» **REQUIRED TASK**: Of the lines in the records that follow, how many include the word "адрес"? Answer with a bare number.

================

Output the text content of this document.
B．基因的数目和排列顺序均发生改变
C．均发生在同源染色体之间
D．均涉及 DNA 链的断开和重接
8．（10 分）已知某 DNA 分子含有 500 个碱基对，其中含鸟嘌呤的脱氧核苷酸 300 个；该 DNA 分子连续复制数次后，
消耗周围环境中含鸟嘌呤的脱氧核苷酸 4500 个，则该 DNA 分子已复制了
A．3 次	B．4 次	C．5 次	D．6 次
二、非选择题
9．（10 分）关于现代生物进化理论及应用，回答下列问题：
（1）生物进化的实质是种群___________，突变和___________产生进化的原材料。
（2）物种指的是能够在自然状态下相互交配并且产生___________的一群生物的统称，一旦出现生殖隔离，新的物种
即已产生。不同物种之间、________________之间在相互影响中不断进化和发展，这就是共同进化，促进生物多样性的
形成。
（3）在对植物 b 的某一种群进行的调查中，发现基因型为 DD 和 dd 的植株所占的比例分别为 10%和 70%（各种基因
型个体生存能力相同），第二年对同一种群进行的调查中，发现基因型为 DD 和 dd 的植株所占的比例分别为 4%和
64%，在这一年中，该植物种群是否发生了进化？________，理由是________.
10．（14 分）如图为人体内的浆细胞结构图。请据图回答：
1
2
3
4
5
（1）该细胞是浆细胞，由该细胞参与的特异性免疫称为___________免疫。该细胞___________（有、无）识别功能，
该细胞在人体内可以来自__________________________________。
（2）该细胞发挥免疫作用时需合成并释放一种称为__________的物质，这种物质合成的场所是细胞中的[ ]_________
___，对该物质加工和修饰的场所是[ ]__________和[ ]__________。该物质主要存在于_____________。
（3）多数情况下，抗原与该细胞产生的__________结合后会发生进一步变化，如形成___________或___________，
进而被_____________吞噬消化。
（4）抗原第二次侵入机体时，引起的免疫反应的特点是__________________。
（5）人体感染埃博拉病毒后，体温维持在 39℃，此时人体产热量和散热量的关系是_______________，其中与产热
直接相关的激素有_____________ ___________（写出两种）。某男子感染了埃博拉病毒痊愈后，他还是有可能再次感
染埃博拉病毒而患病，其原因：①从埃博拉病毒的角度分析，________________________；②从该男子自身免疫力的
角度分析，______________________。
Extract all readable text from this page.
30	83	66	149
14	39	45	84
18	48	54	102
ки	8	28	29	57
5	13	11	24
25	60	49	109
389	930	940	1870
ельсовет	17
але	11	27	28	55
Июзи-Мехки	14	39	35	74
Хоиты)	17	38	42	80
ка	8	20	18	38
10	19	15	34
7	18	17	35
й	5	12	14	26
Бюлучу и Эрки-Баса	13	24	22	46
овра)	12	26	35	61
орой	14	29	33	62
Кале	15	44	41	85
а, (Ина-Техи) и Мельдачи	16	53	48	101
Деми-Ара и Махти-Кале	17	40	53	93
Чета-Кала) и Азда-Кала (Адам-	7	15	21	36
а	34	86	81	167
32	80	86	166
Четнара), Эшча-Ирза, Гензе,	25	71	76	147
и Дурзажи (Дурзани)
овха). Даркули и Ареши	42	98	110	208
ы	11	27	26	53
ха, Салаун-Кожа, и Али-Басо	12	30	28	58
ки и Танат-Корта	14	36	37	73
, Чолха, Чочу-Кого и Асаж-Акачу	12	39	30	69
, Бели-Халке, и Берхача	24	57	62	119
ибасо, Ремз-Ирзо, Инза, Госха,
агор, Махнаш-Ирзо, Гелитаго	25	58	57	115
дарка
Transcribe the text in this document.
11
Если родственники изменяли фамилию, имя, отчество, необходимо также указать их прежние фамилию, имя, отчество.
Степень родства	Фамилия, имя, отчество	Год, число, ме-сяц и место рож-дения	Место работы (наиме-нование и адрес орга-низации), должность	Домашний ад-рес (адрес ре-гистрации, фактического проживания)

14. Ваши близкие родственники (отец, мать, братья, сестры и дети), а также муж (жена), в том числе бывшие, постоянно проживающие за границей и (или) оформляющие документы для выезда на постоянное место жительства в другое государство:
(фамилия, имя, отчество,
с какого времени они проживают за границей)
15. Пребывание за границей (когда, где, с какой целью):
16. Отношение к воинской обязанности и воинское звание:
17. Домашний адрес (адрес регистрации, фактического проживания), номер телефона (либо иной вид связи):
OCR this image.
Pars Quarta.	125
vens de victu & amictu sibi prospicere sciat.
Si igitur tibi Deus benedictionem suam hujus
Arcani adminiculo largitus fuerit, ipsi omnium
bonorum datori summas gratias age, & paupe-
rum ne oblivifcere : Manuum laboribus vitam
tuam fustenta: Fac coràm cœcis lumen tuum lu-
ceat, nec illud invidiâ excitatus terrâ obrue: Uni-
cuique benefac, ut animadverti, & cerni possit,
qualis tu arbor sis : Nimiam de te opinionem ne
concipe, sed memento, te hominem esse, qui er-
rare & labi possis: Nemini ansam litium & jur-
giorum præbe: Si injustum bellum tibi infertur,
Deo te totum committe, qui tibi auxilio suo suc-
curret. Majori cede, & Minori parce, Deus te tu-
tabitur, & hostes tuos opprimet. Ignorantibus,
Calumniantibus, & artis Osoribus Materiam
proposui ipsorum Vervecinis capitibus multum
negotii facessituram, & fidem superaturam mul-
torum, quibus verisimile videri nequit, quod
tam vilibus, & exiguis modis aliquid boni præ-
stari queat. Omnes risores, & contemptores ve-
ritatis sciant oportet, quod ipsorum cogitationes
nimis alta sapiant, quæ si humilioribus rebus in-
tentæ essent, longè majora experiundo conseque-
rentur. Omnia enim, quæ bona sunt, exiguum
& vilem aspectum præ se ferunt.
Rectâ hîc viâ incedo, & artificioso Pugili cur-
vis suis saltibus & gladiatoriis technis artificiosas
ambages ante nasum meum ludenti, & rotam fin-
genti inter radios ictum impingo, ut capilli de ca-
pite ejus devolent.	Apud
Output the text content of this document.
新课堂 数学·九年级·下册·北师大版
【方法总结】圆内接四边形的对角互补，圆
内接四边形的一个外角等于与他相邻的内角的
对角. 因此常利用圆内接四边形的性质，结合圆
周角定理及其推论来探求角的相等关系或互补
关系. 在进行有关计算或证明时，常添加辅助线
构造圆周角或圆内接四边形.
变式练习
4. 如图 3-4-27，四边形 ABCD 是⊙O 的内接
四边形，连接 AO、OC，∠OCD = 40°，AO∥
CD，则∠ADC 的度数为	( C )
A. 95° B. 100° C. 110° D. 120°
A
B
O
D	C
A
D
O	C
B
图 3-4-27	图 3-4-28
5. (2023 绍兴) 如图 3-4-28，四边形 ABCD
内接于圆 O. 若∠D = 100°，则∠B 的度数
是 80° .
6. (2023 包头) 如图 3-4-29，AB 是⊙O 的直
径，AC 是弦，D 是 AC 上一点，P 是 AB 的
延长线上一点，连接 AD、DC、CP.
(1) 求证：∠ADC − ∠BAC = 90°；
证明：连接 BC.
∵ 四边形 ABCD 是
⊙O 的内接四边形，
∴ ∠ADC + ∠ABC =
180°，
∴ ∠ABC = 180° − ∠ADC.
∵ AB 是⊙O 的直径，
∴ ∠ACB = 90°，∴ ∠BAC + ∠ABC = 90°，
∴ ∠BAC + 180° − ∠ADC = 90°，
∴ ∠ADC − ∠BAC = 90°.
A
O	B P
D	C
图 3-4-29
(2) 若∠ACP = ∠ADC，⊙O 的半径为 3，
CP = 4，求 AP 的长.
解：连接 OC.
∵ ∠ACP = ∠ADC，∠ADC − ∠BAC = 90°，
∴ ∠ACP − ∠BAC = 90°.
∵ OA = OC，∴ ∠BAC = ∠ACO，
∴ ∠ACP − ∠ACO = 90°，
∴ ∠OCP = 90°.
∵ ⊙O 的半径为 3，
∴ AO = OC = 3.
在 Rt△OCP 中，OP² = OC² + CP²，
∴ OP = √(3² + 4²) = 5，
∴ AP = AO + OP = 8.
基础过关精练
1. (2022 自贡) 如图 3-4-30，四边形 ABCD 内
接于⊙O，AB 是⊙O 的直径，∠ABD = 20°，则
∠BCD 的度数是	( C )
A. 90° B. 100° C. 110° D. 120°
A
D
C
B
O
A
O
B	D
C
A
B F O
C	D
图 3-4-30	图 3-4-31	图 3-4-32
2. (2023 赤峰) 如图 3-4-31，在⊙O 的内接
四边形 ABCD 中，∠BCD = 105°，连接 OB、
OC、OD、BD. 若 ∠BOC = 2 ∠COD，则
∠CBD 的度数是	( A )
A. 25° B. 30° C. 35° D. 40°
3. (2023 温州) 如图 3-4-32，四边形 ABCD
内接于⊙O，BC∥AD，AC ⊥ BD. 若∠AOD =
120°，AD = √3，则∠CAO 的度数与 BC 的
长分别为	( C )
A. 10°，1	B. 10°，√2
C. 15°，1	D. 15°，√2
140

================

» **CORRECT RESPONSE**: 2